Given problem
Which lines contain the word "true"? Return each of them as written.
[Given records start]
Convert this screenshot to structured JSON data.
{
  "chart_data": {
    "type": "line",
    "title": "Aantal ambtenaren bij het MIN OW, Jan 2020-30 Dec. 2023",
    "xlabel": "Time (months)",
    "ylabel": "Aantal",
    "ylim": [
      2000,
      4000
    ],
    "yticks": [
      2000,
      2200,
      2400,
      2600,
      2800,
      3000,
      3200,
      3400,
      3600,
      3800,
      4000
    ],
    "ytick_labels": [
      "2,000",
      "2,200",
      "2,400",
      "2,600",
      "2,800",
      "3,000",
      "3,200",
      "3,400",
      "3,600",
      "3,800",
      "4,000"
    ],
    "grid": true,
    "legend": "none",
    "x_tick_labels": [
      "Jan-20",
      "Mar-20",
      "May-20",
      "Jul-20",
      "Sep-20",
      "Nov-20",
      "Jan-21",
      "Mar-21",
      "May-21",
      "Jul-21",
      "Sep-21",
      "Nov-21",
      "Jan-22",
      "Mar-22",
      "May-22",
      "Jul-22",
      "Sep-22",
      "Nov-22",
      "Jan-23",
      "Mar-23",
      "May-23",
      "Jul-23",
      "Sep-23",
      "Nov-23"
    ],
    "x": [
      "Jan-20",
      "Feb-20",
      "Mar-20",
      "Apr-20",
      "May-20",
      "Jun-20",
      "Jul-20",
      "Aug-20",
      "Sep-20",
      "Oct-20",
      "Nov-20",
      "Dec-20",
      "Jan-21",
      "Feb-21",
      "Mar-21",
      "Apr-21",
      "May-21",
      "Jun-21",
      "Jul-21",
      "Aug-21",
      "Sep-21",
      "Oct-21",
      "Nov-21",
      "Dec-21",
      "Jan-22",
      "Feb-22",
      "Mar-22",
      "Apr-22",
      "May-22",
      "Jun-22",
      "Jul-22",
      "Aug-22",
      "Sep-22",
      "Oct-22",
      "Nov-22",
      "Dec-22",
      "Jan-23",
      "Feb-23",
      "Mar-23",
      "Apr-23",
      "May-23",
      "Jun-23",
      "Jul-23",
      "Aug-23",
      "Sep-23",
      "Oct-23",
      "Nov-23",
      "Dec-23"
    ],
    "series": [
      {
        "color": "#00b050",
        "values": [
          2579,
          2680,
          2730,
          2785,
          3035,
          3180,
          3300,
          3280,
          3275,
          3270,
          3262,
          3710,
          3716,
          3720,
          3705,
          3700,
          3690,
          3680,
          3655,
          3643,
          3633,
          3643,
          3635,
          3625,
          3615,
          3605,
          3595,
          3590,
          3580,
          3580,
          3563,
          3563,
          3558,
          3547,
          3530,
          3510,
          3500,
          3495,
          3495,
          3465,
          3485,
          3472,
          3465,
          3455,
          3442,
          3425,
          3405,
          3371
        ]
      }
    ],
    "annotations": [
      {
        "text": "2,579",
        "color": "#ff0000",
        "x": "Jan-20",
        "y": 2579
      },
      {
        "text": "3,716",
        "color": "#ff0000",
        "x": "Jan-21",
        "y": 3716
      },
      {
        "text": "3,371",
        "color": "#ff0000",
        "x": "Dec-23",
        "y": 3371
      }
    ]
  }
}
[Given records end]
[Given records start]
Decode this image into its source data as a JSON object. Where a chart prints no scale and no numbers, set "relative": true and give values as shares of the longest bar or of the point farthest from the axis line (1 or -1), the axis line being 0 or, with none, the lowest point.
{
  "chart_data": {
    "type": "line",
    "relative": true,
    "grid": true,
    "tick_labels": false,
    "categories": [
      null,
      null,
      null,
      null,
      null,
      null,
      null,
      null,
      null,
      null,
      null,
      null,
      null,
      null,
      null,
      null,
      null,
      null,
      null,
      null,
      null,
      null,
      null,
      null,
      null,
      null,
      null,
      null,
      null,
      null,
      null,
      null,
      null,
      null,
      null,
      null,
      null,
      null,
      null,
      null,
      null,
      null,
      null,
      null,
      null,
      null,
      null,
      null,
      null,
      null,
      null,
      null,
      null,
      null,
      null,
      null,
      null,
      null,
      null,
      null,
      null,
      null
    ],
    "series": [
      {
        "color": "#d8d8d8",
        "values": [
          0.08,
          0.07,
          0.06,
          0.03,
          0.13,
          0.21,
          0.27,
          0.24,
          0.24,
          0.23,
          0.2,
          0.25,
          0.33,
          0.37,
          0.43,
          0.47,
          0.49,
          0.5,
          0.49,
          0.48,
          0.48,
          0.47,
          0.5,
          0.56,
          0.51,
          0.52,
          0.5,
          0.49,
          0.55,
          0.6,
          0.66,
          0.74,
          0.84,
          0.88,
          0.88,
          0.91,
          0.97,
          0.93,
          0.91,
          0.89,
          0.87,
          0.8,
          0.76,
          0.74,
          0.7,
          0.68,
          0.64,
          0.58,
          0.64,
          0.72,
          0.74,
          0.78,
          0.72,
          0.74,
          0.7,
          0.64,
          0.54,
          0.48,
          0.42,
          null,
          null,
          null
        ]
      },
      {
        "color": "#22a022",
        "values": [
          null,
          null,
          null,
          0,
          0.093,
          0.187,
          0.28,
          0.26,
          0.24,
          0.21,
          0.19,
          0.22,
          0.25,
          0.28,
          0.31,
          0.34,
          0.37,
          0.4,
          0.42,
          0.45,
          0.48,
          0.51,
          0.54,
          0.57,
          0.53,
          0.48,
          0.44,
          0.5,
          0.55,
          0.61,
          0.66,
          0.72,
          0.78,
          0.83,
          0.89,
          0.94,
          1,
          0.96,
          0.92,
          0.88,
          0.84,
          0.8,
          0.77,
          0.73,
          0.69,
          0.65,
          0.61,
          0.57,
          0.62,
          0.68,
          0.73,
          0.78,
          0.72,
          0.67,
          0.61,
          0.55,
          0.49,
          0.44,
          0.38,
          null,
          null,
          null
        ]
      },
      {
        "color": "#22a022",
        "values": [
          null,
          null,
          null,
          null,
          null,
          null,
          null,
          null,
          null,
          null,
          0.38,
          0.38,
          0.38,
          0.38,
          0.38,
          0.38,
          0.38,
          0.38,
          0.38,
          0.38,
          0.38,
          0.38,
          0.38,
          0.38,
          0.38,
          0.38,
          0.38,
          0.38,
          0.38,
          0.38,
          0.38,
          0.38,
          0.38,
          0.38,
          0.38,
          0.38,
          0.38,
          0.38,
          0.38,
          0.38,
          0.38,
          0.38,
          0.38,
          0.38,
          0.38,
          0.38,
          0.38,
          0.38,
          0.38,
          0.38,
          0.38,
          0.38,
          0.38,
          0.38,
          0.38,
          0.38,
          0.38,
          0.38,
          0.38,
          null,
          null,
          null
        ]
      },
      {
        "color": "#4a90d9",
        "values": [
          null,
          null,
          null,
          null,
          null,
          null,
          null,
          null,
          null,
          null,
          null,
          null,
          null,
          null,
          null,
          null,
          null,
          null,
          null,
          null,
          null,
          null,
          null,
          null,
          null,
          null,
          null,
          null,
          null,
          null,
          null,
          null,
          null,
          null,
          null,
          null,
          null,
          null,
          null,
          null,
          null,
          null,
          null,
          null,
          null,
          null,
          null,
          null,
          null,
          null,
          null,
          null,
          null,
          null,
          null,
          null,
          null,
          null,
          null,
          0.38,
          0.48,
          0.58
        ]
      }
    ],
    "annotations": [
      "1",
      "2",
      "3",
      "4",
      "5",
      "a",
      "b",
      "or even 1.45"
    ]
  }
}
[Given records end]
Exercise solution
    "grid": true,
Decode this image into its source data as a JSON object. Where a chart prints no scale and no numbers, set "relative": true and give values as shares of the longest bar or of the point farthest from the axis line (1 or -1), the axis line being 0 or, with none, the lowest point.
    "relative": true,
    "grid": true,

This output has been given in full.